▶ [Work required]: Copy all entries without alteration and skip the pictures they hold.
☆ ☆ ☆ ☆
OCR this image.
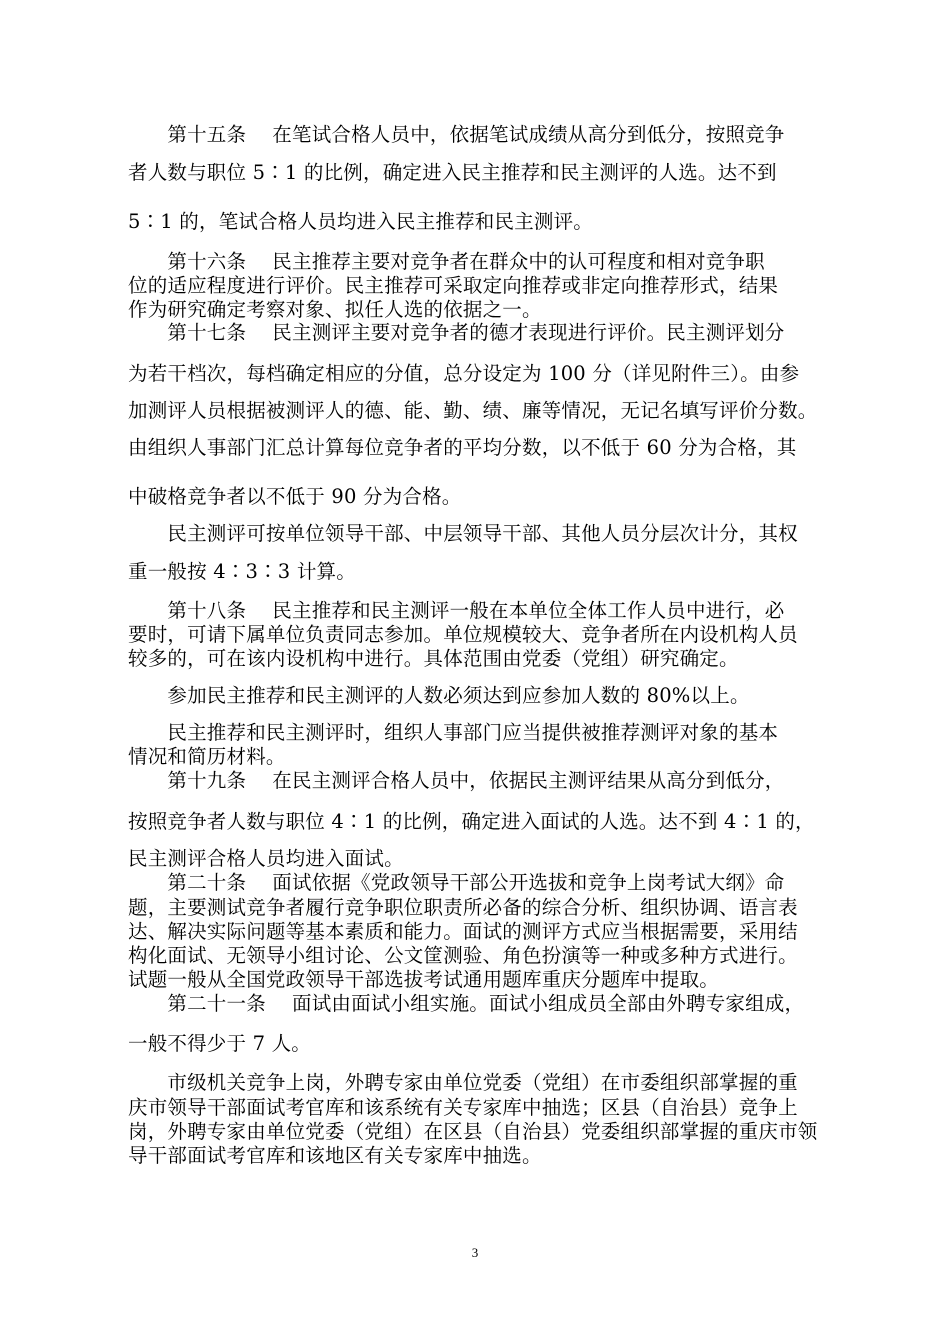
　　第十五条　 在笔试合格人员中，依据笔试成绩从高分到低分，按照竞争
者人数与职位 5∶1 的比例，确定进入民主推荐和民主测评的人选。达不到
5∶1 的，笔试合格人员均进入民主推荐和民主测评。
　　第十六条　 民主推荐主要对竞争者在群众中的认可程度和相对竞争职
位的适应程度进行评价。民主推荐可采取定向推荐或非定向推荐形式，结果
作为研究确定考察对象、拟任人选的依据之一。
　　第十七条　 民主测评主要对竞争者的德才表现进行评价。民主测评划分
为若干档次，每档确定相应的分值，总分设定为 100 分（详见附件三）。由参
加测评人员根据被测评人的德、能、勤、绩、廉等情况，无记名填写评价分数。
由组织人事部门汇总计算每位竞争者的平均分数，以不低于 60 分为合格，其
中破格竞争者以不低于 90 分为合格。
　　民主测评可按单位领导干部、中层领导干部、其他人员分层次计分，其权
重一般按 4∶3∶3 计算。
　　第十八条　 民主推荐和民主测评一般在本单位全体工作人员中进行，必
要时，可请下属单位负责同志参加。单位规模较大、竞争者所在内设机构人员
较多的，可在该内设机构中进行。具体范围由党委（党组）研究确定。
　　参加民主推荐和民主测评的人数必须达到应参加人数的 80%以上。
　　民主推荐和民主测评时，组织人事部门应当提供被推荐测评对象的基本
情况和简历材料。
　　第十九条　 在民主测评合格人员中，依据民主测评结果从高分到低分，
按照竞争者人数与职位 4∶1 的比例，确定进入面试的人选。达不到 4∶1 的，
民主测评合格人员均进入面试。
　　第二十条　 面试依据《党政领导干部公开选拔和竞争上岗考试大纲》命
题，主要测试竞争者履行竞争职位职责所必备的综合分析、组织协调、语言表
达、解决实际问题等基本素质和能力。面试的测评方式应当根据需要，采用结
构化面试、无领导小组讨论、公文筐测验、角色扮演等一种或多种方式进行。
试题一般从全国党政领导干部选拔考试通用题库重庆分题库中提取。
　　第二十一条　 面试由面试小组实施。面试小组成员全部由外聘专家组成，
一般不得少于 7 人。
　　市级机关竞争上岗，外聘专家由单位党委（党组）在市委组织部掌握的重
庆市领导干部面试考官库和该系统有关专家库中抽选；区县（自治县）竞争上
岗，外聘专家由单位党委（党组）在区县（自治县）党委组织部掌握的重庆市领
导干部面试考官库和该地区有关专家库中抽选。
3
☆ ☆ ☆ ☆
▶ [Reply to the task]:
OCR this image.
　　第十五条　 在笔试合格人员中，依据笔试成绩从高分到低分，按照竞争
者人数与职位 5∶1 的比例，确定进入民主推荐和民主测评的人选。达不到
5∶1 的，笔试合格人员均进入民主推荐和民主测评。
　　第十六条　 民主推荐主要对竞争者在群众中的认可程度和相对竞争职
位的适应程度进行评价。民主推荐可采取定向推荐或非定向推荐形式，结果
作为研究确定考察对象、拟任人选的依据之一。
　　第十七条　 民主测评主要对竞争者的德才表现进行评价。民主测评划分
为若干档次，每档确定相应的分值，总分设定为 100 分（详见附件三）。由参
加测评人员根据被测评人的德、能、勤、绩、廉等情况，无记名填写评价分数。
由组织人事部门汇总计算每位竞争者的平均分数，以不低于 60 分为合格，其
中破格竞争者以不低于 90 分为合格。
　　民主测评可按单位领导干部、中层领导干部、其他人员分层次计分，其权
重一般按 4∶3∶3 计算。
　　第十八条　 民主推荐和民主测评一般在本单位全体工作人员中进行，必
要时，可请下属单位负责同志参加。单位规模较大、竞争者所在内设机构人员
较多的，可在该内设机构中进行。具体范围由党委（党组）研究确定。
　　参加民主推荐和民主测评的人数必须达到应参加人数的 80%以上。
　　民主推荐和民主测评时，组织人事部门应当提供被推荐测评对象的基本
情况和简历材料。
　　第十九条　 在民主测评合格人员中，依据民主测评结果从高分到低分，
按照竞争者人数与职位 4∶1 的比例，确定进入面试的人选。达不到 4∶1 的，
民主测评合格人员均进入面试。
　　第二十条　 面试依据《党政领导干部公开选拔和竞争上岗考试大纲》命
题，主要测试竞争者履行竞争职位职责所必备的综合分析、组织协调、语言表
达、解决实际问题等基本素质和能力。面试的测评方式应当根据需要，采用结
构化面试、无领导小组讨论、公文筐测验、角色扮演等一种或多种方式进行。
试题一般从全国党政领导干部选拔考试通用题库重庆分题库中提取。
　　第二十一条　 面试由面试小组实施。面试小组成员全部由外聘专家组成，
一般不得少于 7 人。
　　市级机关竞争上岗，外聘专家由单位党委（党组）在市委组织部掌握的重
庆市领导干部面试考官库和该系统有关专家库中抽选；区县（自治县）竞争上
岗，外聘专家由单位党委（党组）在区县（自治县）党委组织部掌握的重庆市领
导干部面试考官库和该地区有关专家库中抽选。
3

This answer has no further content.